“Is it possible to stop at Onok Island?” That was my major concern when I first contacted Kuya Fidel to inquire of his services for a Balabac island hopping tour. After he gave me a positive answer, it was a done deal, no fuss whatsoever. I even told Kuya Fidel that if my tour mates would not consider visiting the island, I would be willing to pay the price for a solo tour to the island. But I did not have to do that because they have decided to go too and it saved me from spending too much. Thank you guys! 😊
Onok Island is privately owned and before anyone gets to visit it, one MUST get permission first from its owner(s) who happened to be the family of the former Mayor of Balabac. Mind you, not all who contacted them were lucky enough to get a YES. I know it first hand because I tried to communicate with the person in-charge of island visits according to all the guides that I have read, and I never got a response. It was so frustrating since I was very eager to visit it, but I guess they have all the right to do that because they own the freaking island.
Be that as it may, I did not lose hope that I will get to land my feet on one of the most sought-after islands (if not the most) in Balabac and that was when I decided to join a tour with Kuya Fidel. Based on his previous tours, they were able to visit the island most of the time and that was a good sign.
Fast forward to our island hopping tour in Balabac…
The waves became more intense so instead of getting on the smaller and faster boat that we used to get to the reef, we had to board Queen Helen once more even though she was slow just to be on the safe side. The moment we sailed out of Nasubata Island, the silhouette of this tiny paradise was already in sight from the horizon. As we inch in closer and closer, all of us on the boat were on our feet with big smiles on our faces.
After we crossed the threshold of the ring-shaped atoll, the water became shallower and the corals were more visible. The fierce swells that used to rock our boat suddenly faded away as if a wall blocked it from rolling further in to the reef. Our eyes began to feast at the vast, unruffled, glittering and super clear aquamarine waters encompassing the teensy-weensy island. Exclamations and praises echoed as we cruise steadily towards the beach. It was then followed by a wave of camera shots that were fired from different angles and various devices. The sightings of pawikans (sea turtles) moving underwater made it even crazier aboard Queen Helen. It was such a wonderful welcome.
Finally!

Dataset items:
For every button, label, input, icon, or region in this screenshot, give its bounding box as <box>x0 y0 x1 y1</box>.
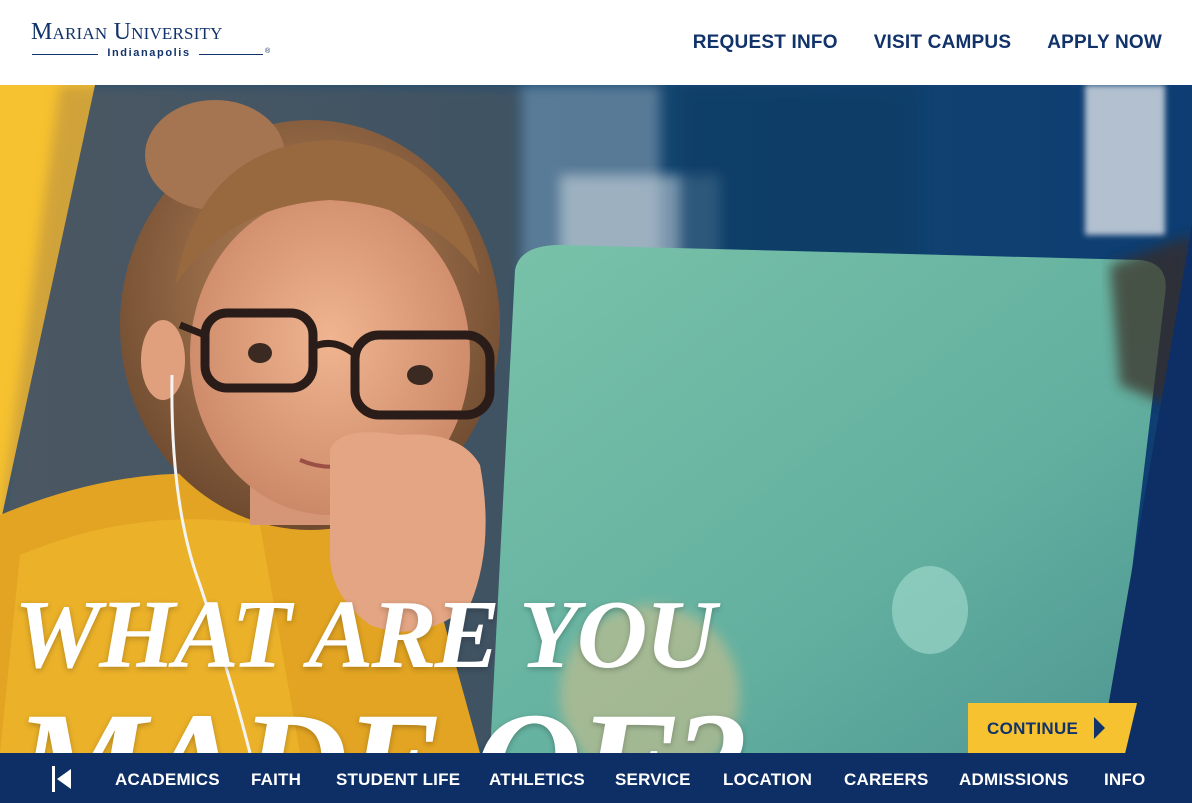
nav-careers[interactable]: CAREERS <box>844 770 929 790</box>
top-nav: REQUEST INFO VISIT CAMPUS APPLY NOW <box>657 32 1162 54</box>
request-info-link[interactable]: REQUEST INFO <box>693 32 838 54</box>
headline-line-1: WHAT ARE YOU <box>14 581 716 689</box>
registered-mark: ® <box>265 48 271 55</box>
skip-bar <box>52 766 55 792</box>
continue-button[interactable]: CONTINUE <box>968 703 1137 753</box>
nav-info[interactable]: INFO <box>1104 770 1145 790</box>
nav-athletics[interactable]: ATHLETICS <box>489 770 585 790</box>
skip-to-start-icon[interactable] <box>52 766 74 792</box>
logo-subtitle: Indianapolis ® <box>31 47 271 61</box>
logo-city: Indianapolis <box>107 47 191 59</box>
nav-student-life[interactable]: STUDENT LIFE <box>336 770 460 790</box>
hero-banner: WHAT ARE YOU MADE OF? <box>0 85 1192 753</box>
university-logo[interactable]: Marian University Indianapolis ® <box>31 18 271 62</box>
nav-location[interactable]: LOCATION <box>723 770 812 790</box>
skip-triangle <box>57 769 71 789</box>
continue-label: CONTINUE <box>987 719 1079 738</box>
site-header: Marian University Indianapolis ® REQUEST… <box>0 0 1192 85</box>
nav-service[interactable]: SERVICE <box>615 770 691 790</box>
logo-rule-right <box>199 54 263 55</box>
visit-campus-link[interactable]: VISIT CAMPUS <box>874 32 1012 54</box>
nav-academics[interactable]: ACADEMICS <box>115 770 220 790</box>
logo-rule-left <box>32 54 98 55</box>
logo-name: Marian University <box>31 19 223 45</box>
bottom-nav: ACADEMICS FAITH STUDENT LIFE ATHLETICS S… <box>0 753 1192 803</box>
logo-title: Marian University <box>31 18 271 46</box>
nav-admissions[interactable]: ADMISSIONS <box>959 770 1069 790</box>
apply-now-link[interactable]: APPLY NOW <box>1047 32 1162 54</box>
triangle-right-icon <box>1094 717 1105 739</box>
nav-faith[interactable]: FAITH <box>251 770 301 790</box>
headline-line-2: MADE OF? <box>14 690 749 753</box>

● EXERCISES TO COMPLETE:
- A) Answer these questions about the Onok Island travel account:
(i) Who owns Onok Island?
(ii) What is the name of the boat the group boarded after leaving the reef?
(iii) What animals were seen moving underwater as the boat approached the beach?
- B) In the Onok Island travel account, list every word or phrase used to describe the waters in the sentence beginning "Our eyes began to feast."
- C) Continue the Onok Island travel account from where it stops.

● RESULTS:
- A)
(i) The family of the former Mayor of Balabac.
(ii) Queen Helen.
(iii) Pawikans (sea turtles).

- B)
vast
unruffled
glittering
super clear
aquamarine

- C)
We immediately disembarked and ran off to the island’s different spots to get some more snapshots. Just like in Punta Sebaring (but without the niknik or sandflies), the sand felt so soft under my feet and it was blinding white. Although it was not as fine as the former, it really did not matter because it was just perfect as it was. Again, we sighted a few pawikans close to the shore but it swam away very fast when someone from our group tried to get close to it. There are instances wherein these pawikans can be fully seen out of the water and peacefully resting on the sandy beach.
The wooden cottages on stilts served as an extension of the island. There were three cottages constructed directly above the water. A footpath made of wooden planks connect it all together. One of the cottages is where the rooms are for those who want to spend a night or a few days on the island. The other two cottages are for the kitchen and the mess hall. It also has a roofed observation deck, more of like a lobby or a receiving area with a hammock perfect for spending that afternoon siesta.
Around the island in 15 minutes (or less)
While the rest of the group were modeling on the boardwalk, I asked our boat’s captain if I can go around the island and he said, “Yes, of course” and he even volunteered to join me on my walk.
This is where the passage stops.